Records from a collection
□ □ □

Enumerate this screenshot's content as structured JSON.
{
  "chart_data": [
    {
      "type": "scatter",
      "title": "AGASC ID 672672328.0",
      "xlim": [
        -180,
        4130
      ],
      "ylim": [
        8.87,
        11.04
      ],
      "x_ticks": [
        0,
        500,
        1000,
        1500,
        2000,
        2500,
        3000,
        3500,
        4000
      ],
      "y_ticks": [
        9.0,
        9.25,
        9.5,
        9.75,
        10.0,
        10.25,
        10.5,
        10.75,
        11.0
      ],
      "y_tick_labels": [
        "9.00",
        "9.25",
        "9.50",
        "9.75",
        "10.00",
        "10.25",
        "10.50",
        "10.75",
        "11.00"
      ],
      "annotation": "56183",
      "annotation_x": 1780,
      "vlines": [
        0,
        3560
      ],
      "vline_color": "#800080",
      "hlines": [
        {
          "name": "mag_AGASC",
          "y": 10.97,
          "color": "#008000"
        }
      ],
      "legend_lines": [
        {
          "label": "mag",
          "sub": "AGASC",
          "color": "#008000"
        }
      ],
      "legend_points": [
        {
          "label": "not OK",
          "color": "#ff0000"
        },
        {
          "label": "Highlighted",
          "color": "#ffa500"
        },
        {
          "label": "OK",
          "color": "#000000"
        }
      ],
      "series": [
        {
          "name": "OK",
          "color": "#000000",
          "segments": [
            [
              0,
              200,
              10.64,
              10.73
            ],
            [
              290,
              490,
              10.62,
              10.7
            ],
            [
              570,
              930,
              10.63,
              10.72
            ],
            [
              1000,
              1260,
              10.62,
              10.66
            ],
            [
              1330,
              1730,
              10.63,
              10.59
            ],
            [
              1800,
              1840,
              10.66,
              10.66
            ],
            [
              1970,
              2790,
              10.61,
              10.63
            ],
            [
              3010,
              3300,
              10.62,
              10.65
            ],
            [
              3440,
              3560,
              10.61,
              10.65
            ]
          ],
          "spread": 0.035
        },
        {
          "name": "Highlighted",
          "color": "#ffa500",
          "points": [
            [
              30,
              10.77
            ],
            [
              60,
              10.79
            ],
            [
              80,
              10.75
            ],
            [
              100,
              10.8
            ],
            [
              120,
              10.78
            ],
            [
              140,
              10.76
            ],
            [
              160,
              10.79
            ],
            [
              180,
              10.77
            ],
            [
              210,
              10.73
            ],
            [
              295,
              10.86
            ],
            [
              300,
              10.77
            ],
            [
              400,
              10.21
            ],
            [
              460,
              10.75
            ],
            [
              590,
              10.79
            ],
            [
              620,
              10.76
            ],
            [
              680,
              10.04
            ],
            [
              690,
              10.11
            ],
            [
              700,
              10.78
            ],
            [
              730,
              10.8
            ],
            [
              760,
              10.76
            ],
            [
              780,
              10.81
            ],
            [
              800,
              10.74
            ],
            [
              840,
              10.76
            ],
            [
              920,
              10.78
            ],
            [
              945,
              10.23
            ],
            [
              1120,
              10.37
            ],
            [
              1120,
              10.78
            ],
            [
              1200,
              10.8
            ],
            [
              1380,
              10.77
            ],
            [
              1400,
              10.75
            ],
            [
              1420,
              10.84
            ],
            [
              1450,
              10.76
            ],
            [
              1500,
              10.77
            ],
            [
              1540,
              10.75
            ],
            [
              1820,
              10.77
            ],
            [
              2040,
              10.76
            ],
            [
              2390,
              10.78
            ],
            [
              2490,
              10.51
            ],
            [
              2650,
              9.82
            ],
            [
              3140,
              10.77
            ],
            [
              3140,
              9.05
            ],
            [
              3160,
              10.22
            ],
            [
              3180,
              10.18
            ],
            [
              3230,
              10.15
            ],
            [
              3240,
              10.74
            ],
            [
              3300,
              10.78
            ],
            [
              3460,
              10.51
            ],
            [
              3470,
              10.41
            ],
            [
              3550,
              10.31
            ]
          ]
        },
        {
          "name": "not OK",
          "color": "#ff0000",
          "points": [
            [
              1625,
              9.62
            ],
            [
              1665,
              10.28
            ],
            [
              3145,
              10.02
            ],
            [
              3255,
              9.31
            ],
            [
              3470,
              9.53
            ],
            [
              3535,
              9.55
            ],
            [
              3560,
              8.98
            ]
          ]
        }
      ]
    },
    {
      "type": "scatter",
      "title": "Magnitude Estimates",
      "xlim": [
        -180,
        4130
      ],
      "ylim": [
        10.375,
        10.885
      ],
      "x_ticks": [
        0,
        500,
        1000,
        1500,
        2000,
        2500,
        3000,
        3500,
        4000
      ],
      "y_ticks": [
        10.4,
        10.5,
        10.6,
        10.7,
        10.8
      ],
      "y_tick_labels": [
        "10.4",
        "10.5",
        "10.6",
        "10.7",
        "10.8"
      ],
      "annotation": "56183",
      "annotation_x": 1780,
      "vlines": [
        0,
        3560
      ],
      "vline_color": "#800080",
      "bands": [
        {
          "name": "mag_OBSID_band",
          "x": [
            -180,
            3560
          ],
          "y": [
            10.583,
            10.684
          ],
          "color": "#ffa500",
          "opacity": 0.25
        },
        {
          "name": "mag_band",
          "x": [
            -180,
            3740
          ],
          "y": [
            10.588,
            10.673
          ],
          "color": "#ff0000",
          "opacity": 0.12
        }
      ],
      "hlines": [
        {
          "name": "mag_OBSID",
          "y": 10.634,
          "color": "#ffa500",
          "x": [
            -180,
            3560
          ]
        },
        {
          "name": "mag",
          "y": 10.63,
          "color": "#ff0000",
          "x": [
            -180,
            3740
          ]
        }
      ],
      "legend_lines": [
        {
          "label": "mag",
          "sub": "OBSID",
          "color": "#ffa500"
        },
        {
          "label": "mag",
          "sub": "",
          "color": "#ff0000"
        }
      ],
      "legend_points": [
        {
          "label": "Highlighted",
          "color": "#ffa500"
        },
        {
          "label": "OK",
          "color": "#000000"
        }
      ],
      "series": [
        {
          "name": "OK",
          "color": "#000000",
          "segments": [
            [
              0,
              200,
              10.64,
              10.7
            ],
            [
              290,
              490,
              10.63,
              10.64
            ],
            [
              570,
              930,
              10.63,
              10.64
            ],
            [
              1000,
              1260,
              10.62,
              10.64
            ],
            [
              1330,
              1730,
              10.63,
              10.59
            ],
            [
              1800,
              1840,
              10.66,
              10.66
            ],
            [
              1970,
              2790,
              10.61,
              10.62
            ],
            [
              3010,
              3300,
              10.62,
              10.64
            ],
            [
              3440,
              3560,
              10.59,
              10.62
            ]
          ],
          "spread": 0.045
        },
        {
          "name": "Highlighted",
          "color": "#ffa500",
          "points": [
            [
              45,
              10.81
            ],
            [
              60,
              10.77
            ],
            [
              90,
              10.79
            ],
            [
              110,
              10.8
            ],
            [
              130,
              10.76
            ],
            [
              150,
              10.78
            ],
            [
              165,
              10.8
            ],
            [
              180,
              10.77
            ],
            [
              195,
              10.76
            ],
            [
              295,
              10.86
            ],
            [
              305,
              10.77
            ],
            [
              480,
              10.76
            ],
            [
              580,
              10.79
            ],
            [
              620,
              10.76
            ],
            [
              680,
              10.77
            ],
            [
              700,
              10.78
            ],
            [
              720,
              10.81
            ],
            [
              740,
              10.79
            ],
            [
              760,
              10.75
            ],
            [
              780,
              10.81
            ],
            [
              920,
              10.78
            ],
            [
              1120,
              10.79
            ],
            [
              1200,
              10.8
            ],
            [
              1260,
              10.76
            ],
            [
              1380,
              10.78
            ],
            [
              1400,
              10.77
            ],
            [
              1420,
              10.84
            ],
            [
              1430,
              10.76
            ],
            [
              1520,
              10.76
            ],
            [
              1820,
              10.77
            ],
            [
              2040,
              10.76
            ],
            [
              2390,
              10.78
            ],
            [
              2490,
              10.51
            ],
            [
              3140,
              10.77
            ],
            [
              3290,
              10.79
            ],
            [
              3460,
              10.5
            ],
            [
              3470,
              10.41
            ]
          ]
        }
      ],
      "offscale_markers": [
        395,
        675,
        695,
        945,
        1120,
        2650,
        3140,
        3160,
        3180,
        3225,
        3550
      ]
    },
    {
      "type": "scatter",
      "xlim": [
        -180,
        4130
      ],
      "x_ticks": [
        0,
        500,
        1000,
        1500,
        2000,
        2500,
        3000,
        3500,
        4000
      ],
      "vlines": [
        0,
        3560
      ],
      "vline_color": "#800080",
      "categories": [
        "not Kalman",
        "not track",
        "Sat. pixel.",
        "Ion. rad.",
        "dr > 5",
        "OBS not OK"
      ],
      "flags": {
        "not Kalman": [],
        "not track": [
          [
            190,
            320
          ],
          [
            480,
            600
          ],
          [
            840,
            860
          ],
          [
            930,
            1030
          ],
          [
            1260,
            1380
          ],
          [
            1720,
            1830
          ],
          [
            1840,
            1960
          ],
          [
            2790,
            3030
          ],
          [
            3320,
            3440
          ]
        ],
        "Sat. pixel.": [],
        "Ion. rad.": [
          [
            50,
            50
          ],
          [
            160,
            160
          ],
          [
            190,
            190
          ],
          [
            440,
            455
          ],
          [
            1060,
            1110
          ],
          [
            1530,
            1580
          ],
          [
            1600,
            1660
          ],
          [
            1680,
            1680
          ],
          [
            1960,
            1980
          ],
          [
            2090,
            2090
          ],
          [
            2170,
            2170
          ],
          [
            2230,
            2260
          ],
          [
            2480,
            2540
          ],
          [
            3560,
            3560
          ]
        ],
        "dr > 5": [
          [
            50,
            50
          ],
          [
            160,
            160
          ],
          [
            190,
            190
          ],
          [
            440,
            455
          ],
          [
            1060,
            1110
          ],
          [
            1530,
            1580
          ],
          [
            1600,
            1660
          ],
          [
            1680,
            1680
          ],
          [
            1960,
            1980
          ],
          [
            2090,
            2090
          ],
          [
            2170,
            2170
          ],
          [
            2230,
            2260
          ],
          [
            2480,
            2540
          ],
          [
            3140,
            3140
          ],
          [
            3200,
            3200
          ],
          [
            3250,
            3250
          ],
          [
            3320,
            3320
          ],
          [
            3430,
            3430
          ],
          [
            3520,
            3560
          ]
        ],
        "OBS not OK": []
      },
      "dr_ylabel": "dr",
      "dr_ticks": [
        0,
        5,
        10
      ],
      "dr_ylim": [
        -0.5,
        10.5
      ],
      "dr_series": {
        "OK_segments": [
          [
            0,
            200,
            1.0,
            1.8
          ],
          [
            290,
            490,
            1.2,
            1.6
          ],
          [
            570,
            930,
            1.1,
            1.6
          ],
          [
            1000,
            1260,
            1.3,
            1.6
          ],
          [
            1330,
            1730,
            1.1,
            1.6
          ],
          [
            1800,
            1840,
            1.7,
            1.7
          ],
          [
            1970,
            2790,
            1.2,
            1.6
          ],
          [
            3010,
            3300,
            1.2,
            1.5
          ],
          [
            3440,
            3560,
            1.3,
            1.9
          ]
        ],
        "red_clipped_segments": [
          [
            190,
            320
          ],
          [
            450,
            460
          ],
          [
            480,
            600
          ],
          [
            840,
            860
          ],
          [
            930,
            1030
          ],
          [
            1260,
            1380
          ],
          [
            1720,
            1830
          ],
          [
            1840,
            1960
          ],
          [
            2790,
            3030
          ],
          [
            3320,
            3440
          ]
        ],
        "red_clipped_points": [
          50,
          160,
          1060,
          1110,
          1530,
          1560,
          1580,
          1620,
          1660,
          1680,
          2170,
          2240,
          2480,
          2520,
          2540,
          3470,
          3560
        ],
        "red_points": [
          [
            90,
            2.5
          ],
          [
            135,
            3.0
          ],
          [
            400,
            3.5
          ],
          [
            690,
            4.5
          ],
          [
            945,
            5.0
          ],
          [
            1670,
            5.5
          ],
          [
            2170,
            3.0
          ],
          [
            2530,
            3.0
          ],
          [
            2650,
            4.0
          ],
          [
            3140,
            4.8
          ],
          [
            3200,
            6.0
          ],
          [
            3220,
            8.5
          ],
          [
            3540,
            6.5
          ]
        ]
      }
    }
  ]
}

□ □ □

State the number of lines in these entries that include the string "name". Provide nothing beyond that number.

> **The solution**
10